* [The task]
Determine how many lines carry the word "object". Output that number only.

* [The records]
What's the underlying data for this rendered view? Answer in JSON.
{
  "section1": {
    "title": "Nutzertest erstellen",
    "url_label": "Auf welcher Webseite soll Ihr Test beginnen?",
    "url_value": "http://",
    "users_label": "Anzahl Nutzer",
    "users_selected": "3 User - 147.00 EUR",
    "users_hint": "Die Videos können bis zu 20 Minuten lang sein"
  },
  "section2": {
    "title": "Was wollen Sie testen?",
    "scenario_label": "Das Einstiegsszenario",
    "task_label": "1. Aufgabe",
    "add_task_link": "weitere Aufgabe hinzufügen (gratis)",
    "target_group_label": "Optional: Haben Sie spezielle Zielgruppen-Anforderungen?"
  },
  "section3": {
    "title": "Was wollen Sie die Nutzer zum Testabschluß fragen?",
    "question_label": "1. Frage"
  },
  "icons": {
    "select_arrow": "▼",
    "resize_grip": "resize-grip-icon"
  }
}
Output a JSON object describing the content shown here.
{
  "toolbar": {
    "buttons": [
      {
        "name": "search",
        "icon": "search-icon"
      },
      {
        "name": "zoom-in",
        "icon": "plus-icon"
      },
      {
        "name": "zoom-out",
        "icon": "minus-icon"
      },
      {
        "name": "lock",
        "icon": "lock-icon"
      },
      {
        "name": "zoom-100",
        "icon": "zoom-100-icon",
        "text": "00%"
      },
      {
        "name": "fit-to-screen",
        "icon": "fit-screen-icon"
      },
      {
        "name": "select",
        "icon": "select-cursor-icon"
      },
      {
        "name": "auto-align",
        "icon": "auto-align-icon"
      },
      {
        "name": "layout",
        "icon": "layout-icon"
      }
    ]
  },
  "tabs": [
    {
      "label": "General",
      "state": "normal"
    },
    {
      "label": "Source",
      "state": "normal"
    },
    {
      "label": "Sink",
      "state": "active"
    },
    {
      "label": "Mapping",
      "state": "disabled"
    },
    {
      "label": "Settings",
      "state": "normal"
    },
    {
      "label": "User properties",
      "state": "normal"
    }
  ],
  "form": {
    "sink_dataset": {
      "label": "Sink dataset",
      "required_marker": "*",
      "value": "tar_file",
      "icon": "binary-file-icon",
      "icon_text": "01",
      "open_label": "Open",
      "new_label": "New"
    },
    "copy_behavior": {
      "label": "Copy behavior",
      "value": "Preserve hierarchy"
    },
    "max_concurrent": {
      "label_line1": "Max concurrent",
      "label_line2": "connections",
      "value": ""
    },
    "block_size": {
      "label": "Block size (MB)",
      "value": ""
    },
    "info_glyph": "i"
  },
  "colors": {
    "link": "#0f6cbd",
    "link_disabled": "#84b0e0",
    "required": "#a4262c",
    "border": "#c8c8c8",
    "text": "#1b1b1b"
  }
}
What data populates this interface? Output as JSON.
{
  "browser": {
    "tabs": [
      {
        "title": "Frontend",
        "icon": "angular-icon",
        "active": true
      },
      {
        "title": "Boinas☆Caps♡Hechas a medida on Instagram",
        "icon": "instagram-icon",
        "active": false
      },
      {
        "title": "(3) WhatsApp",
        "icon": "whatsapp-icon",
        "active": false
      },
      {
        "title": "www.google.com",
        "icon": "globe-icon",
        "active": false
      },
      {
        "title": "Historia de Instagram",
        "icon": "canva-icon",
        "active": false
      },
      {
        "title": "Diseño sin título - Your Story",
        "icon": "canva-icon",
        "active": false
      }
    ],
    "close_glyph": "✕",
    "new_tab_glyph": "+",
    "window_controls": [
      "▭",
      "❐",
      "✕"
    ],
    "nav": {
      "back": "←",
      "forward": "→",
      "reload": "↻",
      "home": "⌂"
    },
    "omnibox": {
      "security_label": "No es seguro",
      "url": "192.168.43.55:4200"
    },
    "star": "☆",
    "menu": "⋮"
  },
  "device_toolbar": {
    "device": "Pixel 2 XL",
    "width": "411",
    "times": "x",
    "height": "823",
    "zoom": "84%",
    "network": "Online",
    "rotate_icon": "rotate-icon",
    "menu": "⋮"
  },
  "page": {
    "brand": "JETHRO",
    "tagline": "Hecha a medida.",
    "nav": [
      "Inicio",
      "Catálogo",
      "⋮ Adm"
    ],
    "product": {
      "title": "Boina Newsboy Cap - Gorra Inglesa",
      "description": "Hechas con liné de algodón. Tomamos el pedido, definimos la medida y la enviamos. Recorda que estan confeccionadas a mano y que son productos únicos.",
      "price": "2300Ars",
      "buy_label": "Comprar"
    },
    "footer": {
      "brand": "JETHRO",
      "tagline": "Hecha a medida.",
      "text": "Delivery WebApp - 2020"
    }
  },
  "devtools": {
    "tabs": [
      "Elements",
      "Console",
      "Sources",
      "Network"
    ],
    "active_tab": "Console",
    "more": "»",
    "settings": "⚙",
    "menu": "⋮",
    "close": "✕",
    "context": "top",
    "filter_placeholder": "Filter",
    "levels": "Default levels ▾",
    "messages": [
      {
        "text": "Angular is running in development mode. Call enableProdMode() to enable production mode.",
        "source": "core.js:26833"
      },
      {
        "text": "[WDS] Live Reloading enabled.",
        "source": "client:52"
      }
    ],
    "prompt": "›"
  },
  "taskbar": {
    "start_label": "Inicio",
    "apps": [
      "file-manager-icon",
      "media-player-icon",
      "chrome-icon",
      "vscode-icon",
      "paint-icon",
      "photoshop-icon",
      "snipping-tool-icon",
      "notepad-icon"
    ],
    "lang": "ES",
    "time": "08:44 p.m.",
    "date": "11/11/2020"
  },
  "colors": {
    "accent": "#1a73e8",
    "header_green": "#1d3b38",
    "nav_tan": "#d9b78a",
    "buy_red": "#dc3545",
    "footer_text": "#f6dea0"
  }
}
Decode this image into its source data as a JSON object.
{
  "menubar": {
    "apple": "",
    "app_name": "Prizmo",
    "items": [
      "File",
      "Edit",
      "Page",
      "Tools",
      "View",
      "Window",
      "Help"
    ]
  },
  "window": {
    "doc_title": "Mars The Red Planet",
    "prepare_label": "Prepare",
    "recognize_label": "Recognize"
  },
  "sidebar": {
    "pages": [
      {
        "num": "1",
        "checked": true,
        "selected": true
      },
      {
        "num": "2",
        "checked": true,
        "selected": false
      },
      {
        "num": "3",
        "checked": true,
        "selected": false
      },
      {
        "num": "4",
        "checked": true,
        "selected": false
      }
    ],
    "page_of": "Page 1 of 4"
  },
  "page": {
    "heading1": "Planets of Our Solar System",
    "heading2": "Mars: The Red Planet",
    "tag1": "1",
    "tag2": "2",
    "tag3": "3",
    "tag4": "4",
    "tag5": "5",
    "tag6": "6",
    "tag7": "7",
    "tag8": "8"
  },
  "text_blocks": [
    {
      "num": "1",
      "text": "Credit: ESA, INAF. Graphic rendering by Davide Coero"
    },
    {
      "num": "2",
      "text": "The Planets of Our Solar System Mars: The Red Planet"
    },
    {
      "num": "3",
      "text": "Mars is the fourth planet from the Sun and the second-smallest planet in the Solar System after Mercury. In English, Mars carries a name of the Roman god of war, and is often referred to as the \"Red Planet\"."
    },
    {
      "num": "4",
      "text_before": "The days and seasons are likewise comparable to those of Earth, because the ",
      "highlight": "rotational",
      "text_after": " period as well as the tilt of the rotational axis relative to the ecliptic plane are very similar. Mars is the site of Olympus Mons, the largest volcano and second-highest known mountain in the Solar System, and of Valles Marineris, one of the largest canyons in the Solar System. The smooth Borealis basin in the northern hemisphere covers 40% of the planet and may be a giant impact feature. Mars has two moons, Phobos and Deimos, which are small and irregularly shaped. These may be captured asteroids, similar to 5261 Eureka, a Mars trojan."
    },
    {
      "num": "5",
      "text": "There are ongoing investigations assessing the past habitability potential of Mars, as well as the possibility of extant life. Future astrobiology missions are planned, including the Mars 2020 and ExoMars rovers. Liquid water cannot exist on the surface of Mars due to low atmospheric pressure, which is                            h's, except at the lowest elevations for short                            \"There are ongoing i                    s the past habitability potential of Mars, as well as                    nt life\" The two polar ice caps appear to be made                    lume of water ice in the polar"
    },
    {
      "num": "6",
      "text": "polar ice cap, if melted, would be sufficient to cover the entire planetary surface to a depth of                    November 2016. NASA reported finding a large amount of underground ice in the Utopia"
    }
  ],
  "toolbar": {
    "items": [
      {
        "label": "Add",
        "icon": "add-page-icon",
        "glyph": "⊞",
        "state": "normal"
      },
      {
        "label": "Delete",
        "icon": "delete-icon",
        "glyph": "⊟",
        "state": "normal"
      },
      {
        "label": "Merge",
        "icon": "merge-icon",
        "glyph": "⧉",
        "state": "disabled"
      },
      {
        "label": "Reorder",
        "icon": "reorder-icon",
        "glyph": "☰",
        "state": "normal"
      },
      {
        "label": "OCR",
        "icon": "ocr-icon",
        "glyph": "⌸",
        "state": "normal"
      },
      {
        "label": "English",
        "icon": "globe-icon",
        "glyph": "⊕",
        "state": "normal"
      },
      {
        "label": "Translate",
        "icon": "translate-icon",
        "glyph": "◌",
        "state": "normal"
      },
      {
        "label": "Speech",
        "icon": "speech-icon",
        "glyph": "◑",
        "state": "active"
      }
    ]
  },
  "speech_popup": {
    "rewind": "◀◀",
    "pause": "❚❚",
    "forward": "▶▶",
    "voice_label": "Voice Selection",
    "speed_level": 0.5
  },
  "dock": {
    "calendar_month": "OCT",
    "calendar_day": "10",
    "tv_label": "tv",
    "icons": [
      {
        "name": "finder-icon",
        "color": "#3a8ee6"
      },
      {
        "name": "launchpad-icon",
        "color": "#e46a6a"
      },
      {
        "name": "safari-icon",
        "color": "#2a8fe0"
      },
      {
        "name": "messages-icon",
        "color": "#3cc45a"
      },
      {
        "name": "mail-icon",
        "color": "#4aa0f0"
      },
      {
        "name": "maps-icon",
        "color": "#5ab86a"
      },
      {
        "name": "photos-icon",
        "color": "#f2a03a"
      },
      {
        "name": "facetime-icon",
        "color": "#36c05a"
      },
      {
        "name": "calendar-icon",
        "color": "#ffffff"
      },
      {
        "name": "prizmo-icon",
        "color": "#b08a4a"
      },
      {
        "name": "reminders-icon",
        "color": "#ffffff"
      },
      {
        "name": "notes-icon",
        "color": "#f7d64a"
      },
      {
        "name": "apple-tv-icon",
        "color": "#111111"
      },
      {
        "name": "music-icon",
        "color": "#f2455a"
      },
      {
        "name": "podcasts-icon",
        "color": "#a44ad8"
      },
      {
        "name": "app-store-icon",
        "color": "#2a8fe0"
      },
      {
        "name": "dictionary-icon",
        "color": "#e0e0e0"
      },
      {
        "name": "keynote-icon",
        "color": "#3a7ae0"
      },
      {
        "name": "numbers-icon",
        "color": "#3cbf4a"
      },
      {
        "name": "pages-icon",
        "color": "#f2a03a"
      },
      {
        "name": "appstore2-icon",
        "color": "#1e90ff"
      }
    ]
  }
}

* [Exercise output]
2